• WHAT IS REQUIRED
Wherever "dysplasia" occurs in the entries, copy the line that holds it.

[Items from a data source]
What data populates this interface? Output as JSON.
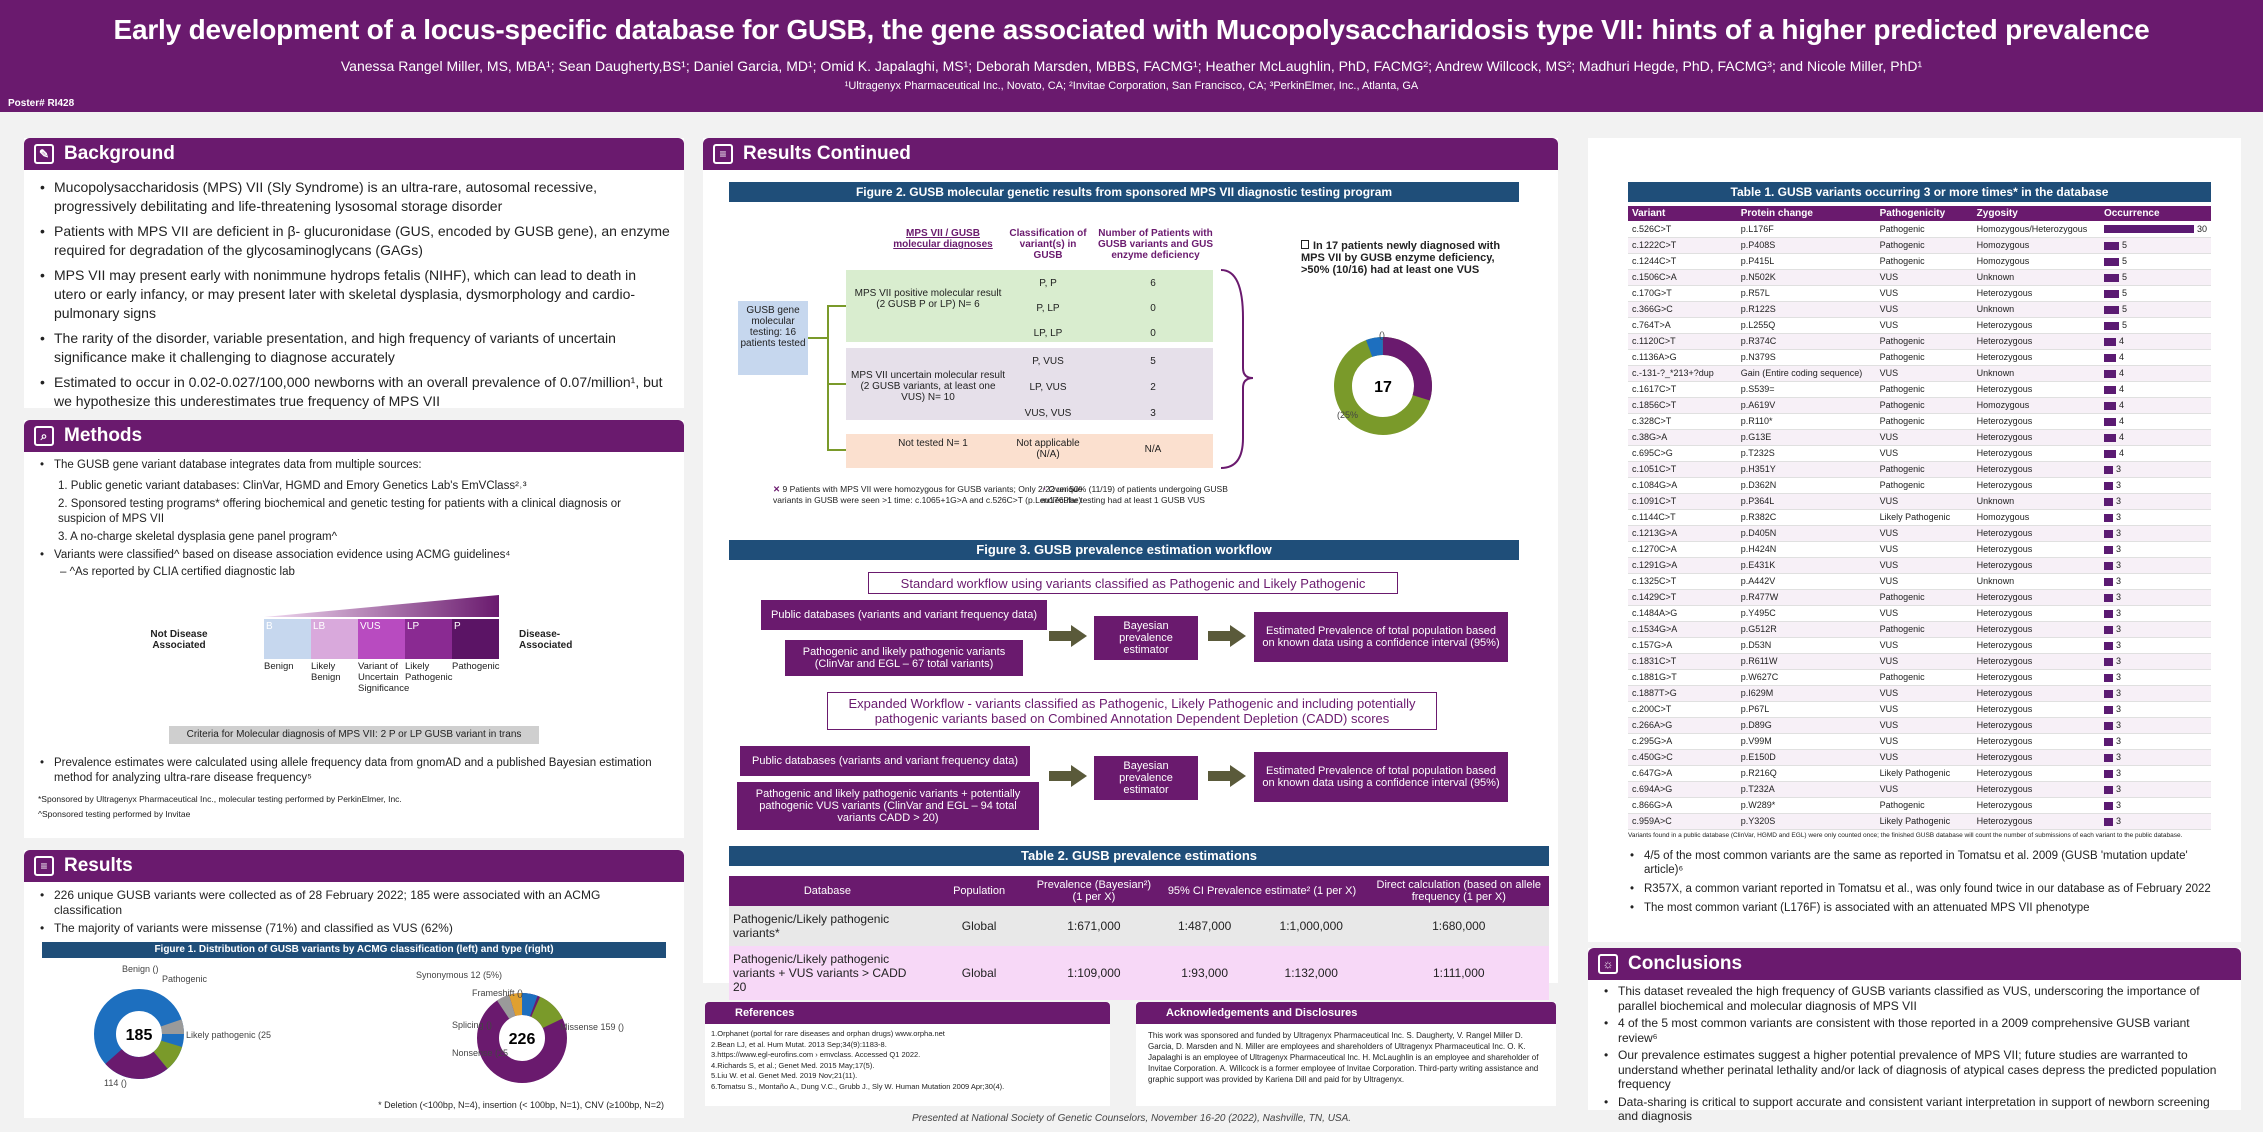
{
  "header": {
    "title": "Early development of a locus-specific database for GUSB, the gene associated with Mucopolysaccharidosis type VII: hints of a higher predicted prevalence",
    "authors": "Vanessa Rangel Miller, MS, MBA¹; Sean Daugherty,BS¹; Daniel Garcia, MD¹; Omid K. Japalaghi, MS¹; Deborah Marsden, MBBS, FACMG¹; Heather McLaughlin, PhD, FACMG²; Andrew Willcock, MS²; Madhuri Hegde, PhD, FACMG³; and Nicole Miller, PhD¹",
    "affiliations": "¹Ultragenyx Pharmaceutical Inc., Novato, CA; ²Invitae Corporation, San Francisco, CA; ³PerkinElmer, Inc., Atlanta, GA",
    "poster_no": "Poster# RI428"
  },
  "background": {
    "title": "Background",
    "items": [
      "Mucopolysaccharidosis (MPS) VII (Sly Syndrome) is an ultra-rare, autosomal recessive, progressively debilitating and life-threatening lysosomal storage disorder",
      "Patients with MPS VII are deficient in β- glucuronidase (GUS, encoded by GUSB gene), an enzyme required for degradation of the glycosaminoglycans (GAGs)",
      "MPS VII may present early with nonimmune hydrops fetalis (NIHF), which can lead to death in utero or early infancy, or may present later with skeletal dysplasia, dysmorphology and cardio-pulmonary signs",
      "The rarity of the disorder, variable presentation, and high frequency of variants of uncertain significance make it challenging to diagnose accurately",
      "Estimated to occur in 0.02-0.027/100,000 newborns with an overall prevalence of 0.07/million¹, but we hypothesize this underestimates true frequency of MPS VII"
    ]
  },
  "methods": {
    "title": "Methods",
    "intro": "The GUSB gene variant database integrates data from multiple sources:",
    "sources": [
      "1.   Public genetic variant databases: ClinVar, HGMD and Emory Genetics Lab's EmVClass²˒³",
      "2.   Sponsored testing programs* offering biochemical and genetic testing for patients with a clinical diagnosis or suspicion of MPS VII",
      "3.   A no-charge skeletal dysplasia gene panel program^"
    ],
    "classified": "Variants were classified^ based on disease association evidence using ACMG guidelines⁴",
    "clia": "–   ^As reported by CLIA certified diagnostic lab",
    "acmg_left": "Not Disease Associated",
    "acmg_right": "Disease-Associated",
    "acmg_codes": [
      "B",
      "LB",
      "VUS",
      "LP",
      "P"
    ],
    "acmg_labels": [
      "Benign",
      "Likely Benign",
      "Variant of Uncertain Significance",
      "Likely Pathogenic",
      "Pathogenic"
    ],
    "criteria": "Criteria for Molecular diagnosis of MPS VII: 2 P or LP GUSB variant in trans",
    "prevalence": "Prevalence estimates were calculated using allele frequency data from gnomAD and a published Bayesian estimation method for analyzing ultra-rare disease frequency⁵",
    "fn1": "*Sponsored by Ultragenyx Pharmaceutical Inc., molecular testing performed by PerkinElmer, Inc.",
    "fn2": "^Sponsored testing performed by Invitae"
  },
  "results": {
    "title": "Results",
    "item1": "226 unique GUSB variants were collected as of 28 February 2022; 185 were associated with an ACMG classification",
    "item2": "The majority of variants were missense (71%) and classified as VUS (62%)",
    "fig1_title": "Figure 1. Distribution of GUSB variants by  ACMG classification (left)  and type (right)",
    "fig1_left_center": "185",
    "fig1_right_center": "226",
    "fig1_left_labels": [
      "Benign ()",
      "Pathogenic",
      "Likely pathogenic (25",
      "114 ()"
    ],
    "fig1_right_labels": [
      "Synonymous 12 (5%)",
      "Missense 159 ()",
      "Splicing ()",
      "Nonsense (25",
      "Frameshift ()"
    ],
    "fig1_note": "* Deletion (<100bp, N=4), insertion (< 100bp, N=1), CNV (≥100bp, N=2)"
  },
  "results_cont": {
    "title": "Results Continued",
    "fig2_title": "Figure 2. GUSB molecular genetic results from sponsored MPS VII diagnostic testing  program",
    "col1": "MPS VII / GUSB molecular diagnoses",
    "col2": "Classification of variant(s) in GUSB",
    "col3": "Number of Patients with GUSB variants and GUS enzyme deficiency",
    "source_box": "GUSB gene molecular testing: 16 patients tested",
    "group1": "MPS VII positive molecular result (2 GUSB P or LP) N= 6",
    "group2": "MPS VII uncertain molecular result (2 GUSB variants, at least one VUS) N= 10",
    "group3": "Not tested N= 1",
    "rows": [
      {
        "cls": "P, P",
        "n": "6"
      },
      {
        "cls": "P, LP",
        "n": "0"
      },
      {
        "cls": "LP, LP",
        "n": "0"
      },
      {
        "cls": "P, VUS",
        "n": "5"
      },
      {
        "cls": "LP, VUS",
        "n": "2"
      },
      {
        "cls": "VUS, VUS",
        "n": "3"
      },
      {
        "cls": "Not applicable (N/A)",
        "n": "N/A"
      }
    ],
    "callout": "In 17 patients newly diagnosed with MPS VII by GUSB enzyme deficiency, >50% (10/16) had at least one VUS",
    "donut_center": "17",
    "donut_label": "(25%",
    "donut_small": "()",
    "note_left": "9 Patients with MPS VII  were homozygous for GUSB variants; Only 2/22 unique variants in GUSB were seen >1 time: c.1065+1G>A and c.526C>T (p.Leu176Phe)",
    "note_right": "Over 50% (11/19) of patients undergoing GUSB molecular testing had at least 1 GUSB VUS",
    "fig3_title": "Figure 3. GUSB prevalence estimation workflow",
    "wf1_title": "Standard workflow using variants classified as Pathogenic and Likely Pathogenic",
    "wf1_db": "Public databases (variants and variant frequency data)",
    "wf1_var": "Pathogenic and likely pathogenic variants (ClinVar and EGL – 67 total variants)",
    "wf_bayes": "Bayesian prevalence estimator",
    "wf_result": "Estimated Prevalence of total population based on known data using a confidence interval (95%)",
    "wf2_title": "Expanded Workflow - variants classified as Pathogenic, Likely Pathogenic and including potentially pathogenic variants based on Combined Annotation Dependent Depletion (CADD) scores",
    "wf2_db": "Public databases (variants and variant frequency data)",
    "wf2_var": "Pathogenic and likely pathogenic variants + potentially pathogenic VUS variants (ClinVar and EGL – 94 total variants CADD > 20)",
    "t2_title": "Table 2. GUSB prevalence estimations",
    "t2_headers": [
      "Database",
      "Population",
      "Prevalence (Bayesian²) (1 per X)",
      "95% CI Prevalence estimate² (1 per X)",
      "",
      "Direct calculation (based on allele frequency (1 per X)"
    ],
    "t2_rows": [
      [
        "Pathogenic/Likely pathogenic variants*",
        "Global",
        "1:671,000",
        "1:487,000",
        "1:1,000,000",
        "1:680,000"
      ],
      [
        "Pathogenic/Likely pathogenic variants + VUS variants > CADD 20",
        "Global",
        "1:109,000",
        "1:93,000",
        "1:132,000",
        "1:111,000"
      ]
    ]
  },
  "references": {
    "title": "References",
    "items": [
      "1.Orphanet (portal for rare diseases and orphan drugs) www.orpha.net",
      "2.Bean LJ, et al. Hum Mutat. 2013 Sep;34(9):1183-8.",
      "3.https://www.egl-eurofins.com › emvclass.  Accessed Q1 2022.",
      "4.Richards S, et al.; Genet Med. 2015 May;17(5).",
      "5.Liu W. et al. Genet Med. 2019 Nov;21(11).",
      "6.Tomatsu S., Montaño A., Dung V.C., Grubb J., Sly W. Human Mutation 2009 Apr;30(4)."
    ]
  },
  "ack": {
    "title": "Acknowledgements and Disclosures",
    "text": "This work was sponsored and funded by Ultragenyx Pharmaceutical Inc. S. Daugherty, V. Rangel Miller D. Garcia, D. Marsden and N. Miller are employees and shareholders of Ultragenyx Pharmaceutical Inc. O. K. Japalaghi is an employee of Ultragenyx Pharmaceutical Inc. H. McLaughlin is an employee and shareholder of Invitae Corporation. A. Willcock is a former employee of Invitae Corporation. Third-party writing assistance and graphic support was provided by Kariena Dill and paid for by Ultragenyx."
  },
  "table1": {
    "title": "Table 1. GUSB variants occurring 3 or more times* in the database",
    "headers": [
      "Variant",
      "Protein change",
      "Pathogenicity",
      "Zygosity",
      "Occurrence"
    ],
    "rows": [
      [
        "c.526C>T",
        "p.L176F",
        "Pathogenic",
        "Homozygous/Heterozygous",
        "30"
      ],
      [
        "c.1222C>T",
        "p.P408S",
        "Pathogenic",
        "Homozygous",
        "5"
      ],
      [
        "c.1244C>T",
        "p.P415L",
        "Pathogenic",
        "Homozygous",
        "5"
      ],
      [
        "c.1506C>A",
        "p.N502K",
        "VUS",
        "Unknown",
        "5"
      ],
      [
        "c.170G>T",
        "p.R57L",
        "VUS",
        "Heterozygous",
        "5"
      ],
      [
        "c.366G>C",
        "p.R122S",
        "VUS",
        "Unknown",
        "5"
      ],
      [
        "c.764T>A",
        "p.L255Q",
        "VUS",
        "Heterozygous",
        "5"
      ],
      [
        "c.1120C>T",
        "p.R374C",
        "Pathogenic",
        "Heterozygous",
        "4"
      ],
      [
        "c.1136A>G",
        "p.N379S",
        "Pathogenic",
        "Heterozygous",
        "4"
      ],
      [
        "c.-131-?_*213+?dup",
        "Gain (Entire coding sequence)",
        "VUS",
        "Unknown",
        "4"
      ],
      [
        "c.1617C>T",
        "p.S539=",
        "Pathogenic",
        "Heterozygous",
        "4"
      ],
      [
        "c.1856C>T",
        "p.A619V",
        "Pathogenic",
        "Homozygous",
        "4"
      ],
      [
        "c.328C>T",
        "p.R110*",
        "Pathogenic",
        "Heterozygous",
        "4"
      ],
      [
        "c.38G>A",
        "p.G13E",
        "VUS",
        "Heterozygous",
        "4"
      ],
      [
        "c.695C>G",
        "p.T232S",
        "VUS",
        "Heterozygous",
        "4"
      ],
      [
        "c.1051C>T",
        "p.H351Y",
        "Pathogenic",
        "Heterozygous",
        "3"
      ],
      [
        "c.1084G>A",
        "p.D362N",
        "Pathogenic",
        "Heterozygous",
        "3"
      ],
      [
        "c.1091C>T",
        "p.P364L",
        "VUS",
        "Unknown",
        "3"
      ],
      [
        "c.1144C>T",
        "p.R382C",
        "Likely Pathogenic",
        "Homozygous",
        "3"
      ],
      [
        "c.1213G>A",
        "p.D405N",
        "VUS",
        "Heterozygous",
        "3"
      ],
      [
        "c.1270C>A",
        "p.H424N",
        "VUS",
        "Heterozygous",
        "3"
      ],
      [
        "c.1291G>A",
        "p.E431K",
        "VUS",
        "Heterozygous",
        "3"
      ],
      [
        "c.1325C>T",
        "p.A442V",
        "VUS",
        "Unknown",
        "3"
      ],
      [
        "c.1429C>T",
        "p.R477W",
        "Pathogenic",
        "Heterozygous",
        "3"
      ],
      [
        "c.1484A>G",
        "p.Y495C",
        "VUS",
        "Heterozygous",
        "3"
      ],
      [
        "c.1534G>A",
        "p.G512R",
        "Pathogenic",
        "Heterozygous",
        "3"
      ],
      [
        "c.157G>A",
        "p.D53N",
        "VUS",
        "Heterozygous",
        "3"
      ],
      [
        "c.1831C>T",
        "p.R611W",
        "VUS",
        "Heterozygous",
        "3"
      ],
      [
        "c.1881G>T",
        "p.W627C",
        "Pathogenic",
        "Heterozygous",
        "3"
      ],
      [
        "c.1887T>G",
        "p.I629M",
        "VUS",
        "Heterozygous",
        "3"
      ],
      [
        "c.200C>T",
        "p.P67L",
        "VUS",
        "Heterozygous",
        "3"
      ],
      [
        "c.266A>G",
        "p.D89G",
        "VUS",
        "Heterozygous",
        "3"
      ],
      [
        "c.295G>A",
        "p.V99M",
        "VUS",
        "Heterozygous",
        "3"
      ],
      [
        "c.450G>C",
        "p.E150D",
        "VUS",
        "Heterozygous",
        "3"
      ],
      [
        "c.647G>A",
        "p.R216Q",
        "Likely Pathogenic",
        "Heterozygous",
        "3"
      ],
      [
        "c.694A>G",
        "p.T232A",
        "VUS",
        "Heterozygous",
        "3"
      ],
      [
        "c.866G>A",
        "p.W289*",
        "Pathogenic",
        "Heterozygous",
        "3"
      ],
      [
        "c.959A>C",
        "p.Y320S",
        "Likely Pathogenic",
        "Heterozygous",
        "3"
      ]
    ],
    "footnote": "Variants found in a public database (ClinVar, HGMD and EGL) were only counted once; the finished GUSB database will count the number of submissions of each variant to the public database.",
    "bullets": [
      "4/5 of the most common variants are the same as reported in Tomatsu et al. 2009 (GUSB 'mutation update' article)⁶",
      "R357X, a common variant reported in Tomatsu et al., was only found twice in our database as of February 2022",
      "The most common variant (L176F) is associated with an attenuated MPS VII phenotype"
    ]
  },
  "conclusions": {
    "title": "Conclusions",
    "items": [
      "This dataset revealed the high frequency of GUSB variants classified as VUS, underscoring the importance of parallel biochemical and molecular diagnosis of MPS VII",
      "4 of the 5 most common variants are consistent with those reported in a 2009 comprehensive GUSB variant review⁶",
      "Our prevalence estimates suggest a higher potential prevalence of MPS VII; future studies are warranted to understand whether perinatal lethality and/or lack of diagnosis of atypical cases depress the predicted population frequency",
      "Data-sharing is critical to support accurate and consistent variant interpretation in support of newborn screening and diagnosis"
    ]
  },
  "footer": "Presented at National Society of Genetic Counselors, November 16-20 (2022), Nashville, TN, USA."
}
---
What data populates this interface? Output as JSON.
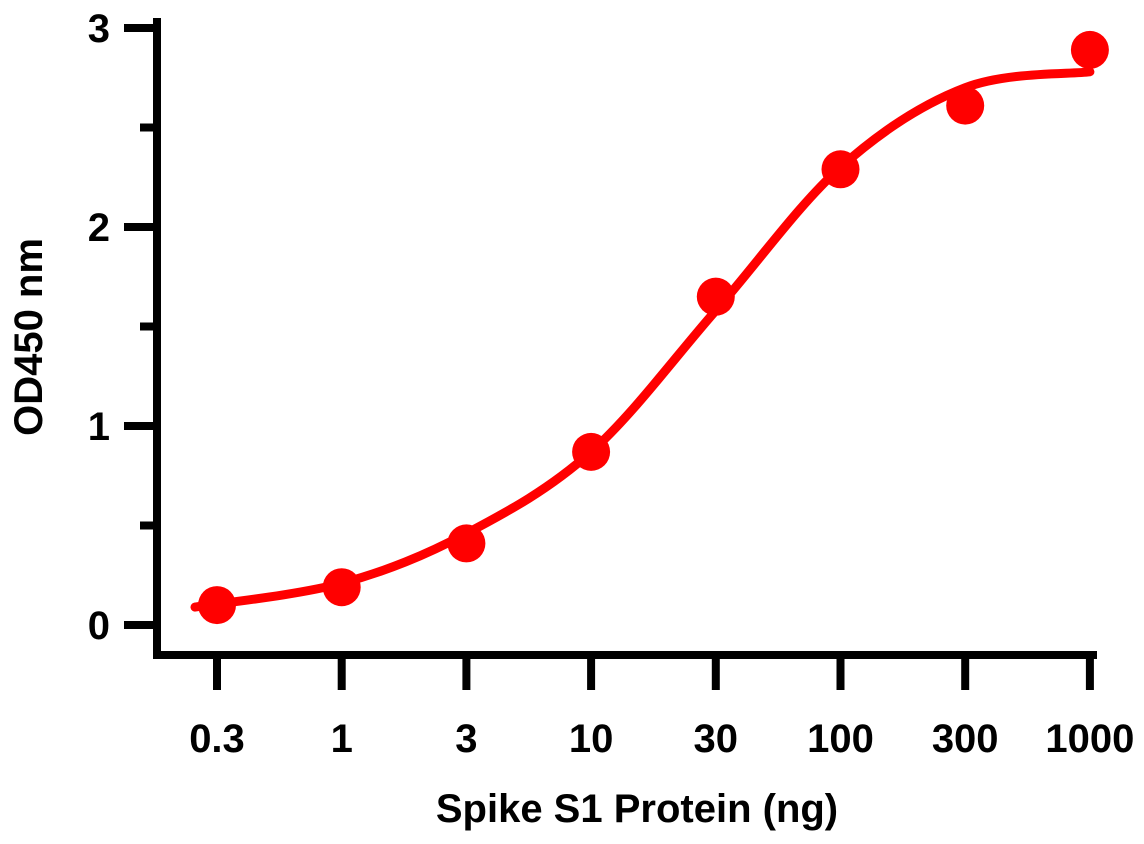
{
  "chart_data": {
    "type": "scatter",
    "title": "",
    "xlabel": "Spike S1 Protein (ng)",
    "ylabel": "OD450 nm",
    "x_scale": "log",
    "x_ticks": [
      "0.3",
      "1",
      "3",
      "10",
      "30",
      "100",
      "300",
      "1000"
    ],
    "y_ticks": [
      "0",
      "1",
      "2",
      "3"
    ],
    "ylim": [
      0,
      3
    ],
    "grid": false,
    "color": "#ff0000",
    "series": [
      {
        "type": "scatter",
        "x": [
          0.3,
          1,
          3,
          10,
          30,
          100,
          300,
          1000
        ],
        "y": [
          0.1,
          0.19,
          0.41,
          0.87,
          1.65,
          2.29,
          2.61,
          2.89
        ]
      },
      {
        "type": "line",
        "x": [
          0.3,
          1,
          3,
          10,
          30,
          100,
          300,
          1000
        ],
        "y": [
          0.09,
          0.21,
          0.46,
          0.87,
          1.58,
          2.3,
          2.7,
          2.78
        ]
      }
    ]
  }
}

• RESPONSE TO THE EXERCISE
      "MPS VII may present early with nonimmune hydrops fetalis (NIHF), which can lead to death in utero or early infancy, or may present later with skeletal dysplasia, dysmorphology and cardio-pulmonary signs",
      "3.   A no-charge skeletal dysplasia gene panel program^"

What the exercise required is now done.